Source data ▸

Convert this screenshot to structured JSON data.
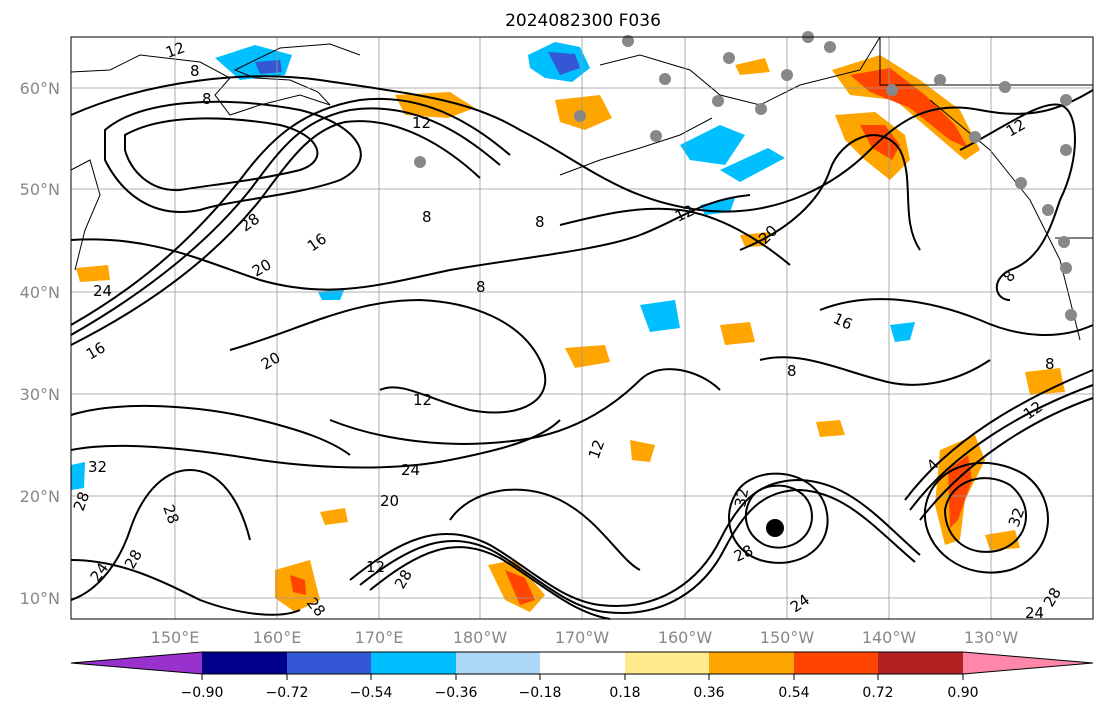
{
  "title": "2024082300 F036",
  "map": {
    "lon_labels": [
      "150°E",
      "160°E",
      "170°E",
      "180°W",
      "170°W",
      "160°W",
      "150°W",
      "140°W",
      "130°W"
    ],
    "lat_labels": [
      "60°N",
      "50°N",
      "40°N",
      "30°N",
      "20°N",
      "10°N"
    ],
    "contour_labels": [
      "12",
      "8",
      "8",
      "12",
      "28",
      "16",
      "20",
      "24",
      "16",
      "8",
      "8",
      "12",
      "20",
      "12",
      "8",
      "16",
      "20",
      "12",
      "8",
      "8",
      "8",
      "12",
      "24",
      "20",
      "32",
      "28",
      "28",
      "28",
      "24",
      "32",
      "28",
      "12",
      "28",
      "28",
      "24",
      "32",
      "28",
      "24",
      "12",
      "4"
    ]
  },
  "colorbar": {
    "tick_labels": [
      "−0.90",
      "−0.72",
      "−0.54",
      "−0.36",
      "−0.18",
      "0.18",
      "0.36",
      "0.54",
      "0.72",
      "0.90"
    ],
    "colors": [
      "#9932cc",
      "#00008b",
      "#3457d5",
      "#00bfff",
      "#add8f7",
      "#ffffff",
      "#ffea8c",
      "#ffa500",
      "#ff4500",
      "#b22222",
      "#ff88aa"
    ]
  },
  "markers": {
    "station_color": "#888888",
    "cyclone_color": "#000000"
  }
}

Written exercise ▸ Pictures in the records above should not be copied. Repeat everything else exactly.

Answer for the task ▸
Convert this screenshot to structured JSON data.
{
  "title": "2024082300 F036",
  "map": {
    "lon_labels": [
      "150°E",
      "160°E",
      "170°E",
      "180°W",
      "170°W",
      "160°W",
      "150°W",
      "140°W",
      "130°W"
    ],
    "lat_labels": [
      "60°N",
      "50°N",
      "40°N",
      "30°N",
      "20°N",
      "10°N"
    ],
    "contour_labels": [
      "12",
      "8",
      "8",
      "12",
      "28",
      "16",
      "20",
      "24",
      "16",
      "8",
      "8",
      "12",
      "20",
      "12",
      "8",
      "16",
      "20",
      "12",
      "8",
      "8",
      "8",
      "12",
      "24",
      "20",
      "32",
      "28",
      "28",
      "28",
      "24",
      "32",
      "28",
      "12",
      "28",
      "28",
      "24",
      "32",
      "28",
      "24",
      "12",
      "4"
    ]
  },
  "colorbar": {
    "tick_labels": [
      "−0.90",
      "−0.72",
      "−0.54",
      "−0.36",
      "−0.18",
      "0.18",
      "0.36",
      "0.54",
      "0.72",
      "0.90"
    ],
    "colors": [
      "#9932cc",
      "#00008b",
      "#3457d5",
      "#00bfff",
      "#add8f7",
      "#ffffff",
      "#ffea8c",
      "#ffa500",
      "#ff4500",
      "#b22222",
      "#ff88aa"
    ]
  },
  "markers": {
    "station_color": "#888888",
    "cyclone_color": "#000000"
  }
}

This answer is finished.